> [The request]: Write the listing below out again exactly, dropping the images.

> [Data for processing]:
- - - -
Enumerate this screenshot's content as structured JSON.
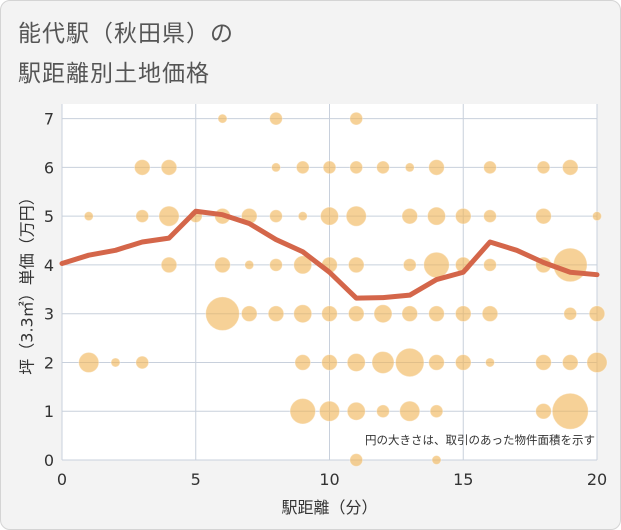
{
  "title_line1": "能代駅（秋田県）の",
  "title_line2": "駅距離別土地価格",
  "chart_data": {
    "type": "scatter",
    "title": "能代駅（秋田県）の駅距離別土地価格",
    "xlabel": "駅距離（分）",
    "ylabel": "坪（3.3㎡）単価（万円）",
    "xlim": [
      0,
      20
    ],
    "ylim": [
      0,
      7.3
    ],
    "xticks": [
      "0",
      "5",
      "10",
      "15",
      "20"
    ],
    "yticks": [
      "0",
      "1",
      "2",
      "3",
      "4",
      "5",
      "6",
      "7"
    ],
    "note": "円の大きさは、取引のあった物件面積を示す",
    "colors": {
      "bubble": "#f0b557",
      "trend": "#d4664a",
      "grid": "#c8d0dc",
      "plot_bg": "#ffffff"
    },
    "bubbles": [
      {
        "x": 6,
        "y": 7,
        "s": 1
      },
      {
        "x": 8,
        "y": 7,
        "s": 2
      },
      {
        "x": 11,
        "y": 7,
        "s": 2
      },
      {
        "x": 3,
        "y": 6,
        "s": 3
      },
      {
        "x": 4,
        "y": 6,
        "s": 3
      },
      {
        "x": 8,
        "y": 6,
        "s": 1
      },
      {
        "x": 9,
        "y": 6,
        "s": 2
      },
      {
        "x": 10,
        "y": 6,
        "s": 2
      },
      {
        "x": 11,
        "y": 6,
        "s": 2
      },
      {
        "x": 12,
        "y": 6,
        "s": 2
      },
      {
        "x": 13,
        "y": 6,
        "s": 1
      },
      {
        "x": 14,
        "y": 6,
        "s": 3
      },
      {
        "x": 16,
        "y": 6,
        "s": 2
      },
      {
        "x": 18,
        "y": 6,
        "s": 2
      },
      {
        "x": 19,
        "y": 6,
        "s": 3
      },
      {
        "x": 1,
        "y": 5,
        "s": 1
      },
      {
        "x": 3,
        "y": 5,
        "s": 2
      },
      {
        "x": 4,
        "y": 5,
        "s": 5
      },
      {
        "x": 5,
        "y": 5,
        "s": 2
      },
      {
        "x": 6,
        "y": 5,
        "s": 3
      },
      {
        "x": 7,
        "y": 5,
        "s": 3
      },
      {
        "x": 8,
        "y": 5,
        "s": 2
      },
      {
        "x": 9,
        "y": 5,
        "s": 1
      },
      {
        "x": 10,
        "y": 5,
        "s": 4
      },
      {
        "x": 11,
        "y": 5,
        "s": 5
      },
      {
        "x": 13,
        "y": 5,
        "s": 3
      },
      {
        "x": 14,
        "y": 5,
        "s": 4
      },
      {
        "x": 15,
        "y": 5,
        "s": 3
      },
      {
        "x": 16,
        "y": 5,
        "s": 2
      },
      {
        "x": 18,
        "y": 5,
        "s": 3
      },
      {
        "x": 20,
        "y": 5,
        "s": 1
      },
      {
        "x": 4,
        "y": 4,
        "s": 3
      },
      {
        "x": 6,
        "y": 4,
        "s": 3
      },
      {
        "x": 7,
        "y": 4,
        "s": 1
      },
      {
        "x": 8,
        "y": 4,
        "s": 2
      },
      {
        "x": 9,
        "y": 4,
        "s": 4
      },
      {
        "x": 10,
        "y": 4,
        "s": 3
      },
      {
        "x": 11,
        "y": 4,
        "s": 3
      },
      {
        "x": 13,
        "y": 4,
        "s": 2
      },
      {
        "x": 14,
        "y": 4,
        "s": 8
      },
      {
        "x": 15,
        "y": 4,
        "s": 3
      },
      {
        "x": 16,
        "y": 4,
        "s": 2
      },
      {
        "x": 18,
        "y": 4,
        "s": 3
      },
      {
        "x": 19,
        "y": 4,
        "s": 14
      },
      {
        "x": 6,
        "y": 3,
        "s": 14
      },
      {
        "x": 7,
        "y": 3,
        "s": 3
      },
      {
        "x": 8,
        "y": 3,
        "s": 3
      },
      {
        "x": 9,
        "y": 3,
        "s": 4
      },
      {
        "x": 10,
        "y": 3,
        "s": 3
      },
      {
        "x": 11,
        "y": 3,
        "s": 3
      },
      {
        "x": 12,
        "y": 3,
        "s": 4
      },
      {
        "x": 13,
        "y": 3,
        "s": 3
      },
      {
        "x": 14,
        "y": 3,
        "s": 3
      },
      {
        "x": 15,
        "y": 3,
        "s": 3
      },
      {
        "x": 16,
        "y": 3,
        "s": 3
      },
      {
        "x": 19,
        "y": 3,
        "s": 2
      },
      {
        "x": 20,
        "y": 3,
        "s": 3
      },
      {
        "x": 1,
        "y": 2,
        "s": 5
      },
      {
        "x": 2,
        "y": 2,
        "s": 1
      },
      {
        "x": 3,
        "y": 2,
        "s": 2
      },
      {
        "x": 9,
        "y": 2,
        "s": 3
      },
      {
        "x": 10,
        "y": 2,
        "s": 3
      },
      {
        "x": 11,
        "y": 2,
        "s": 4
      },
      {
        "x": 12,
        "y": 2,
        "s": 6
      },
      {
        "x": 13,
        "y": 2,
        "s": 10
      },
      {
        "x": 14,
        "y": 2,
        "s": 3
      },
      {
        "x": 15,
        "y": 2,
        "s": 3
      },
      {
        "x": 16,
        "y": 2,
        "s": 1
      },
      {
        "x": 18,
        "y": 2,
        "s": 3
      },
      {
        "x": 19,
        "y": 2,
        "s": 3
      },
      {
        "x": 20,
        "y": 2,
        "s": 5
      },
      {
        "x": 9,
        "y": 1,
        "s": 8
      },
      {
        "x": 10,
        "y": 1,
        "s": 5
      },
      {
        "x": 11,
        "y": 1,
        "s": 4
      },
      {
        "x": 12,
        "y": 1,
        "s": 2
      },
      {
        "x": 13,
        "y": 1,
        "s": 5
      },
      {
        "x": 14,
        "y": 1,
        "s": 2
      },
      {
        "x": 18,
        "y": 1,
        "s": 3
      },
      {
        "x": 19,
        "y": 1,
        "s": 16
      },
      {
        "x": 11,
        "y": 0,
        "s": 2
      },
      {
        "x": 14,
        "y": 0,
        "s": 1
      }
    ],
    "trend": {
      "x": [
        0,
        1,
        2,
        3,
        4,
        5,
        6,
        7,
        8,
        9,
        10,
        11,
        12,
        13,
        14,
        15,
        16,
        17,
        18,
        19,
        20
      ],
      "y": [
        4.03,
        4.2,
        4.3,
        4.47,
        4.55,
        5.1,
        5.03,
        4.85,
        4.52,
        4.27,
        3.85,
        3.32,
        3.33,
        3.38,
        3.7,
        3.85,
        4.47,
        4.3,
        4.05,
        3.85,
        3.8
      ]
    }
  }
}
- - - -
> [Exercise result]:
Enumerate this screenshot's content as structured JSON.
{
  "title_line1": "能代駅（秋田県）の",
  "title_line2": "駅距離別土地価格",
  "chart_data": {
    "type": "scatter",
    "title": "能代駅（秋田県）の駅距離別土地価格",
    "xlabel": "駅距離（分）",
    "ylabel": "坪（3.3㎡）単価（万円）",
    "xlim": [
      0,
      20
    ],
    "ylim": [
      0,
      7.3
    ],
    "xticks": [
      "0",
      "5",
      "10",
      "15",
      "20"
    ],
    "yticks": [
      "0",
      "1",
      "2",
      "3",
      "4",
      "5",
      "6",
      "7"
    ],
    "note": "円の大きさは、取引のあった物件面積を示す",
    "colors": {
      "bubble": "#f0b557",
      "trend": "#d4664a",
      "grid": "#c8d0dc",
      "plot_bg": "#ffffff"
    },
    "bubbles": [
      {
        "x": 6,
        "y": 7,
        "s": 1
      },
      {
        "x": 8,
        "y": 7,
        "s": 2
      },
      {
        "x": 11,
        "y": 7,
        "s": 2
      },
      {
        "x": 3,
        "y": 6,
        "s": 3
      },
      {
        "x": 4,
        "y": 6,
        "s": 3
      },
      {
        "x": 8,
        "y": 6,
        "s": 1
      },
      {
        "x": 9,
        "y": 6,
        "s": 2
      },
      {
        "x": 10,
        "y": 6,
        "s": 2
      },
      {
        "x": 11,
        "y": 6,
        "s": 2
      },
      {
        "x": 12,
        "y": 6,
        "s": 2
      },
      {
        "x": 13,
        "y": 6,
        "s": 1
      },
      {
        "x": 14,
        "y": 6,
        "s": 3
      },
      {
        "x": 16,
        "y": 6,
        "s": 2
      },
      {
        "x": 18,
        "y": 6,
        "s": 2
      },
      {
        "x": 19,
        "y": 6,
        "s": 3
      },
      {
        "x": 1,
        "y": 5,
        "s": 1
      },
      {
        "x": 3,
        "y": 5,
        "s": 2
      },
      {
        "x": 4,
        "y": 5,
        "s": 5
      },
      {
        "x": 5,
        "y": 5,
        "s": 2
      },
      {
        "x": 6,
        "y": 5,
        "s": 3
      },
      {
        "x": 7,
        "y": 5,
        "s": 3
      },
      {
        "x": 8,
        "y": 5,
        "s": 2
      },
      {
        "x": 9,
        "y": 5,
        "s": 1
      },
      {
        "x": 10,
        "y": 5,
        "s": 4
      },
      {
        "x": 11,
        "y": 5,
        "s": 5
      },
      {
        "x": 13,
        "y": 5,
        "s": 3
      },
      {
        "x": 14,
        "y": 5,
        "s": 4
      },
      {
        "x": 15,
        "y": 5,
        "s": 3
      },
      {
        "x": 16,
        "y": 5,
        "s": 2
      },
      {
        "x": 18,
        "y": 5,
        "s": 3
      },
      {
        "x": 20,
        "y": 5,
        "s": 1
      },
      {
        "x": 4,
        "y": 4,
        "s": 3
      },
      {
        "x": 6,
        "y": 4,
        "s": 3
      },
      {
        "x": 7,
        "y": 4,
        "s": 1
      },
      {
        "x": 8,
        "y": 4,
        "s": 2
      },
      {
        "x": 9,
        "y": 4,
        "s": 4
      },
      {
        "x": 10,
        "y": 4,
        "s": 3
      },
      {
        "x": 11,
        "y": 4,
        "s": 3
      },
      {
        "x": 13,
        "y": 4,
        "s": 2
      },
      {
        "x": 14,
        "y": 4,
        "s": 8
      },
      {
        "x": 15,
        "y": 4,
        "s": 3
      },
      {
        "x": 16,
        "y": 4,
        "s": 2
      },
      {
        "x": 18,
        "y": 4,
        "s": 3
      },
      {
        "x": 19,
        "y": 4,
        "s": 14
      },
      {
        "x": 6,
        "y": 3,
        "s": 14
      },
      {
        "x": 7,
        "y": 3,
        "s": 3
      },
      {
        "x": 8,
        "y": 3,
        "s": 3
      },
      {
        "x": 9,
        "y": 3,
        "s": 4
      },
      {
        "x": 10,
        "y": 3,
        "s": 3
      },
      {
        "x": 11,
        "y": 3,
        "s": 3
      },
      {
        "x": 12,
        "y": 3,
        "s": 4
      },
      {
        "x": 13,
        "y": 3,
        "s": 3
      },
      {
        "x": 14,
        "y": 3,
        "s": 3
      },
      {
        "x": 15,
        "y": 3,
        "s": 3
      },
      {
        "x": 16,
        "y": 3,
        "s": 3
      },
      {
        "x": 19,
        "y": 3,
        "s": 2
      },
      {
        "x": 20,
        "y": 3,
        "s": 3
      },
      {
        "x": 1,
        "y": 2,
        "s": 5
      },
      {
        "x": 2,
        "y": 2,
        "s": 1
      },
      {
        "x": 3,
        "y": 2,
        "s": 2
      },
      {
        "x": 9,
        "y": 2,
        "s": 3
      },
      {
        "x": 10,
        "y": 2,
        "s": 3
      },
      {
        "x": 11,
        "y": 2,
        "s": 4
      },
      {
        "x": 12,
        "y": 2,
        "s": 6
      },
      {
        "x": 13,
        "y": 2,
        "s": 10
      },
      {
        "x": 14,
        "y": 2,
        "s": 3
      },
      {
        "x": 15,
        "y": 2,
        "s": 3
      },
      {
        "x": 16,
        "y": 2,
        "s": 1
      },
      {
        "x": 18,
        "y": 2,
        "s": 3
      },
      {
        "x": 19,
        "y": 2,
        "s": 3
      },
      {
        "x": 20,
        "y": 2,
        "s": 5
      },
      {
        "x": 9,
        "y": 1,
        "s": 8
      },
      {
        "x": 10,
        "y": 1,
        "s": 5
      },
      {
        "x": 11,
        "y": 1,
        "s": 4
      },
      {
        "x": 12,
        "y": 1,
        "s": 2
      },
      {
        "x": 13,
        "y": 1,
        "s": 5
      },
      {
        "x": 14,
        "y": 1,
        "s": 2
      },
      {
        "x": 18,
        "y": 1,
        "s": 3
      },
      {
        "x": 19,
        "y": 1,
        "s": 16
      },
      {
        "x": 11,
        "y": 0,
        "s": 2
      },
      {
        "x": 14,
        "y": 0,
        "s": 1
      }
    ],
    "trend": {
      "x": [
        0,
        1,
        2,
        3,
        4,
        5,
        6,
        7,
        8,
        9,
        10,
        11,
        12,
        13,
        14,
        15,
        16,
        17,
        18,
        19,
        20
      ],
      "y": [
        4.03,
        4.2,
        4.3,
        4.47,
        4.55,
        5.1,
        5.03,
        4.85,
        4.52,
        4.27,
        3.85,
        3.32,
        3.33,
        3.38,
        3.7,
        3.85,
        4.47,
        4.3,
        4.05,
        3.85,
        3.8
      ]
    }
  }
}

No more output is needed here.